__EXTRACTED RECORDS__
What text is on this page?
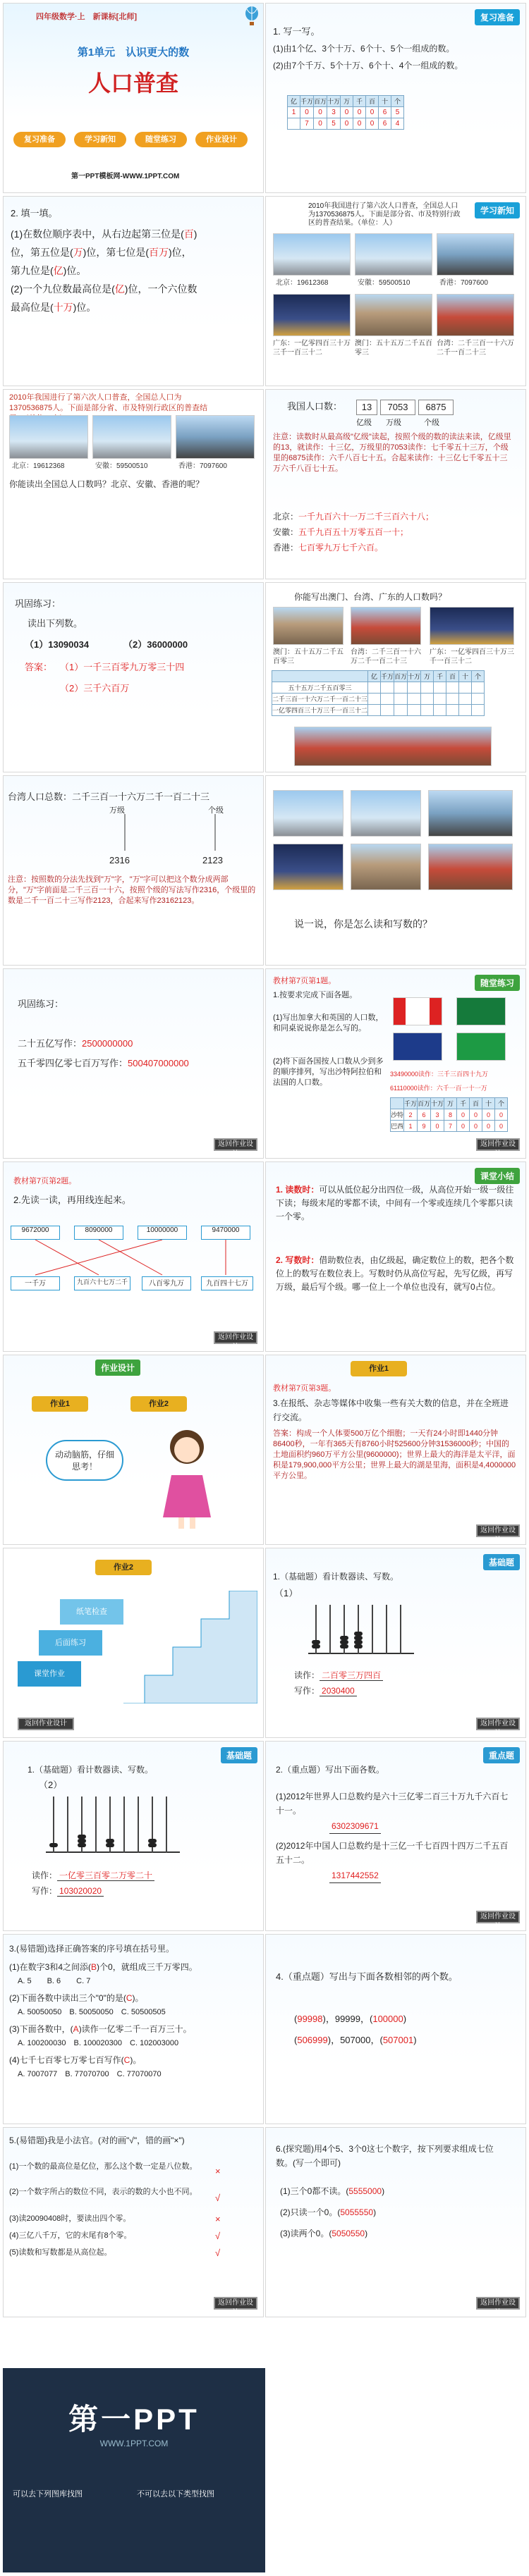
四年级数学·上　新课标[北师]
第1单元　认识更大的数
人口普查
复习准备	学习新知	随堂练习	作业设计
第一PPT模板网-WWW.1PPT.COM
复习准备
1. 写一写。
(1)由1个亿、3个十万、6个十、5个一组成的数。
(2)由7个千万、5个十万、6个十、4个一组成的数。
亿	千万	百万	十万	万	千	百	十	个
1	0	0	3	0	0	0	6	5
	7	0	5	0	0	0	6	4
2. 填一填。
(1)在数位顺序表中，从右边起第三位是(百)
位，第五位是(万)位，第七位是(百万)位，
第九位是(亿)位。
(2)一个九位数最高位是(亿)位，一个六位数
最高位是(十万)位。
学习新知
2010年我国进行了第六次人口普查，全国总人口为1370536875人。下面是部分省、市及特别行政区的普查结果。（单位：人）
北京：19612368	安徽：59500510	香港：7097600
广东：一亿零四百三十万三千一百三十二
澳门：五十五万二千五百零三
台湾：二千三百一十六万二千一百二十三
2010年我国进行了第六次人口普查，全国总人口为1370536875人。下面是部分省、市及特别行政区的普查结
北京：19612368	安徽：59500510	香港：7097600
你能读出全国总人口数吗？北京、安徽、香港的呢？
我国人口数：	13	7053	6875
亿级 万级	个级
注意：读数时从最高级"亿级"读起，按照个级的数的读法来读，亿级里的13，就读作：十三亿，万级里的7053读作：七千零五十三万，个级里的6875读作：六千八百七十五。合起来读作：十三亿七千零五十三万六千八百七十五。
北京：一千九百六十一万二千三百六十八；
安徽：五千九百五十万零五百一十；
香港：七百零九万七千六百。
巩固练习：
读出下列数。
（1）13090034	（2）36000000
答案： （1）一千三百零九万零三十四
（2）三千六百万
你能写出澳门、台湾、广东的人口数吗？
澳门：五十五万二千五百零三
台湾：二千三百一十六万二千一百二十三
广东：一亿零四百三十万三千一百三十二
	亿	千万	百万	十万	万	千	百	十	个
五十五万二千五百零三									
二千三百一十六万二千一百二十三									
一亿零四百三十万三千一百三十二									
台湾人口总数：二千三百一十六万二千一百二十三
万级	个级
2316	2123
注意：按照数的分法先找到"万"字，"万"字可以把这个数分成两部分，"万"字前面是二千三百一十六，按照个级的写法写作2316，个级里的数是二千一百二十三写作2123，合起来写作23162123。
说一说，你是怎么读和写数的？
巩固练习：
二十五亿写作：2500000000
五千零四亿零七百万写作：500407000000
返回作业设计
随堂练习
教材第7页第1题。
1.按要求完成下面各题。
(1)写出加拿大和英国的人口数，和同桌说说你是怎么写的。
(2)将下面各国按人口数从少到多的顺序排列，写出沙特阿拉伯和法国的人口数。
33490000读作：三千三百四十九万
61110000读作：六千一百一十一万
	千万	百万	十万	万	千	百	十	个
沙特	2	6	3	8	0	0	0	0
巴西	1	9	0	7	0	0	0	0
返回作业设计
教材第7页第2题。
2.先读一读，再用线连起来。
9672000	8090000	10000000	9470000
一千万	九百六十七万二千	八百零九万	九百四十七万
返回作业设计
课堂小结
1. 读数时：可以从低位起分出四位一级，从高位开始一级一级往下读；每级末尾的零都不读，中间有一个零或连续几个零都只读一个零。
2. 写数时：借助数位表，由亿级起，确定数位上的数，把各个数位上的数写在数位表上。写数时仍从高位写起，先写亿级，再写万级，最后写个级。哪一位上一个单位也没有，就写0占位。
作业设计
作业1	作业2
动动脑筋，仔细思考！
作业1
教材第7页第3题。
3.在报纸、杂志等媒体中收集一些有关大数的信息，并在全班进行交流。
答案：构成一个人体要500万亿个细胞；一天有24小时即1440分钟86400秒，一年有365天有8760小时525600分钟31536000秒；中国的土地面积约960万平方公里(9600000)；世界上最大的海洋是太平洋，面积是179,900,000平方公里；世界上最大的湖是里海，面积是4,4000000平方公里。
返回作业设计
作业2
课堂作业
后面练习
纸笔检查
返回作业设计
基础题
1.（基础题）看计数器读、写数。
（1）
读作： 二百零三万四百
写作： 2030400
返回作业设计
基础题
1.（基础题）看计数器读、写数。
（2）
读作： 一亿零三百零二万零二十
写作： 103020020
重点题
2.（重点题）写出下面各数。
(1)2012年世界人口总数约是六十三亿零二百三十万九千六百七十一。
6302309671
(2)2012年中国人口总数约是十三亿一千七百四十四万二千五百五十二。
1317442552
返回作业设计
3.(易错题)选择正确答案的序号填在括号里。
(1)在数字3和4之间添(B)个0，就组成三千万零四。
A. 5　　B. 6　　C. 7
(2)下面各数中读出三个"0"的是(C)。
A. 50050050　B. 50050050　C. 50500505
(3)下面各数中，(A)读作一亿零二千一百万三十。
A. 100200030　B. 100020300　C. 102003000
(4)七千七百零七万零七百写作(C)。
A. 7007077　B. 77070700　C. 77070070
4.（重点题）写出与下面各数相邻的两个数。
(99998)，99999，(100000)
(506999)，507000，(507001)
5.(易错题)我是小法官。(对的画"√"，错的画"×")
(1)一个数的最高位是亿位，那么这个数一定是八位数。	×
(2)一个数字所占的数位不同，表示的数的大小也不同。
√
(3)读20090408时，要读出四个零。	×
(4)三亿八千万，它的末尾有8个零。	√
(5)读数和写数都是从高位起。	√
返回作业设计
6.(探究题)用4个5、3个0这七个数字，按下列要求组成七位数。(写一个即可)
(1)三个0都不读。(5555000)
(2)只读一个0。(5055550)
(3)读两个0。(5050550)
返回作业设计
第一PPT
WWW.1PPT.COM
可以去下列图库找图	不可以去以下类型找图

__SHORT TASK__
Pick out every line holding the string "二千三百一十六万二千一百二十三" and return it.

__CORRECT RESULT__
台湾：二千三百一十六万二千一百二十三
台湾：二千三百一十六万二千一百二十三
二千三百一十六万二千一百二十三									
台湾人口总数：二千三百一十六万二千一百二十三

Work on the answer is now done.